[BEGIN Extracted records]

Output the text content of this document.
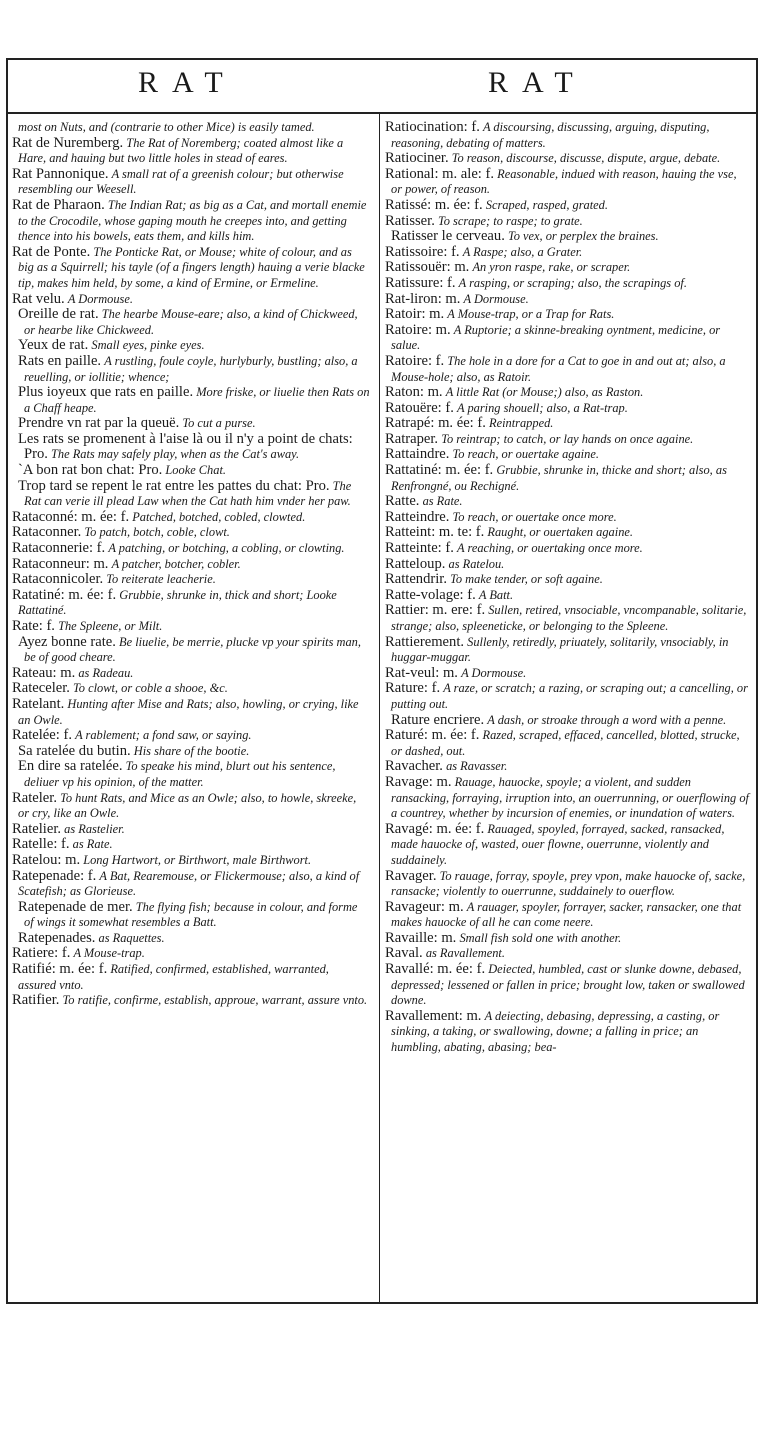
RAT	RAT

most on Nuts, and (contrarie to other Mice) is easily tamed.

Rat de Nuremberg. The Rat of Noremberg; coated almost like a Hare, and hauing but two little holes in stead of eares.

Rat Pannonique. A small rat of a greenish colour; but otherwise resembling our Weesell.

Rat de Pharaon. The Indian Rat; as big as a Cat, and mortall enemie to the Crocodile, whose gaping mouth he creepes into, and getting thence into his bowels, eats them, and kills him.

Rat de Ponte. The Ponticke Rat, or Mouse; white of colour, and as big as a Squirrell; his tayle (of a fingers length) hauing a verie blacke tip, makes him held, by some, a kind of Ermine, or Ermeline.

Rat velu. A Dormouse.

Oreille de rat. The hearbe Mouse-eare; also, a kind of Chickweed, or hearbe like Chickweed.

Yeux de rat. Small eyes, pinke eyes.

Rats en paille. A rustling, foule coyle, hurlyburly, bustling; also, a reuelling, or iollitie; whence;

Plus ioyeux que rats en paille. More friske, or liuelie then Rats on a Chaff heape.

Prendre vn rat par la queuë. To cut a purse.

Les rats se promenent à l'aise là ou il n'y a point de chats: Pro. The Rats may safely play, when as the Cat's away.

`A bon rat bon chat: Pro. Looke Chat.

Trop tard se repent le rat entre les pattes du chat: Pro. The Rat can verie ill plead Law when the Cat hath him vnder her paw.

Rataconné: m. ée: f. Patched, botched, cobled, clowted.

Rataconner. To patch, botch, coble, clowt.

Rataconnerie: f. A patching, or botching, a cobling, or clowting.

Rataconneur: m. A patcher, botcher, cobler.

Rataconnicoler. To reiterate leacherie.

Ratatiné: m. ée: f. Grubbie, shrunke in, thick and short; Looke Rattatiné.

Rate: f. The Spleene, or Milt.

Ayez bonne rate. Be liuelie, be merrie, plucke vp your spirits man, be of good cheare.

Rateau: m. as Radeau.

Rateceler. To clowt, or coble a shooe, &c.

Ratelant. Hunting after Mise and Rats; also, howling, or crying, like an Owle.

Ratelée: f. A rablement; a fond saw, or saying.

Sa ratelée du butin. His share of the bootie.

En dire sa ratelée. To speake his mind, blurt out his sentence, deliuer vp his opinion, of the matter.

Rateler. To hunt Rats, and Mice as an Owle; also, to howle, skreeke, or cry, like an Owle.

Ratelier. as Rastelier.

Ratelle: f. as Rate.

Ratelou: m. Long Hartwort, or Birthwort, male Birthwort.

Ratepenade: f. A Bat, Rearemouse, or Flickermouse; also, a kind of Scatefish; as Glorieuse.

Ratepenade de mer. The flying fish; because in colour, and forme of wings it somewhat resembles a Batt.

Ratepenades. as Raquettes.

Ratiere: f. A Mouse-trap.

Ratifié: m. ée: f. Ratified, confirmed, established, warranted, assured vnto.

Ratifier. To ratifie, confirme, establish, approue, warrant, assure vnto.

Ratiocination: f. A discoursing, discussing, arguing, disputing, reasoning, debating of matters.

Ratiociner. To reason, discourse, discusse, dispute, argue, debate.

Rational: m. ale: f. Reasonable, indued with reason, hauing the vse, or power, of reason.

Ratissé: m. ée: f. Scraped, rasped, grated.

Ratisser. To scrape; to raspe; to grate.

Ratisser le cerveau. To vex, or perplex the braines.

Ratissoire: f. A Raspe; also, a Grater.

Ratissouër: m. An yron raspe, rake, or scraper.

Ratissure: f. A rasping, or scraping; also, the scrapings of.

Rat-liron: m. A Dormouse.

Ratoir: m. A Mouse-trap, or a Trap for Rats.

Ratoire: m. A Ruptorie; a skinne-breaking oyntment, medicine, or salue.

Ratoire: f. The hole in a dore for a Cat to goe in and out at; also, a Mouse-hole; also, as Ratoir.

Raton: m. A little Rat (or Mouse;) also, as Raston.

Ratouëre: f. A paring shouell; also, a Rat-trap.

Ratrapé: m. ée: f. Reintrapped.

Ratraper. To reintrap; to catch, or lay hands on once againe.

Rattaindre. To reach, or ouertake againe.

Rattatiné: m. ée: f. Grubbie, shrunke in, thicke and short; also, as Renfrongné, ou Rechigné.

Ratte. as Rate.

Ratteindre. To reach, or ouertake once more.

Ratteint: m. te: f. Raught, or ouertaken againe.

Ratteinte: f. A reaching, or ouertaking once more.

Ratteloup. as Ratelou.

Rattendrir. To make tender, or soft againe.

Ratte-volage: f. A Batt.

Rattier: m. ere: f. Sullen, retired, vnsociable, vncompanable, solitarie, strange; also, spleeneticke, or belonging to the Spleene.

Rattierement. Sullenly, retiredly, priuately, solitarily, vnsociably, in huggar-muggar.

Rat-veul: m. A Dormouse.

Rature: f. A raze, or scratch; a razing, or scraping out; a cancelling, or putting out.

Rature encriere. A dash, or stroake through a word with a penne.

Raturé: m. ée: f. Razed, scraped, effaced, cancelled, blotted, strucke, or dashed, out.

Ravacher. as Ravasser.

Ravage: m. Rauage, hauocke, spoyle; a violent, and sudden ransacking, forraying, irruption into, an ouerrunning, or ouerflowing of a countrey, whether by incursion of enemies, or inundation of waters.

Ravagé: m. ée: f. Rauaged, spoyled, forrayed, sacked, ransacked, made hauocke of, wasted, ouer flowne, ouerrunne, violently and suddainely.

Ravager. To rauage, forray, spoyle, prey vpon, make hauocke of, sacke, ransacke; violently to ouerrunne, suddainely to ouerflow.

Ravageur: m. A rauager, spoyler, forrayer, sacker, ransacker, one that makes hauocke of all he can come neere.

Ravaille: m. Small fish sold one with another.

Raval. as Ravallement.

Ravallé: m. ée: f. Deiected, humbled, cast or slunke downe, debased, depressed; lessened or fallen in price; brought low, taken or swallowed downe.

Ravallement: m. A deiecting, debasing, depressing, a casting, or sinking, a taking, or swallowing, downe; a falling in price; an humbling, abating, abasing; bea-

[END Extracted records]

§ Given request
Your answer should be a single number: how many lines in the data above include "Ratoire"?

§ The reply
2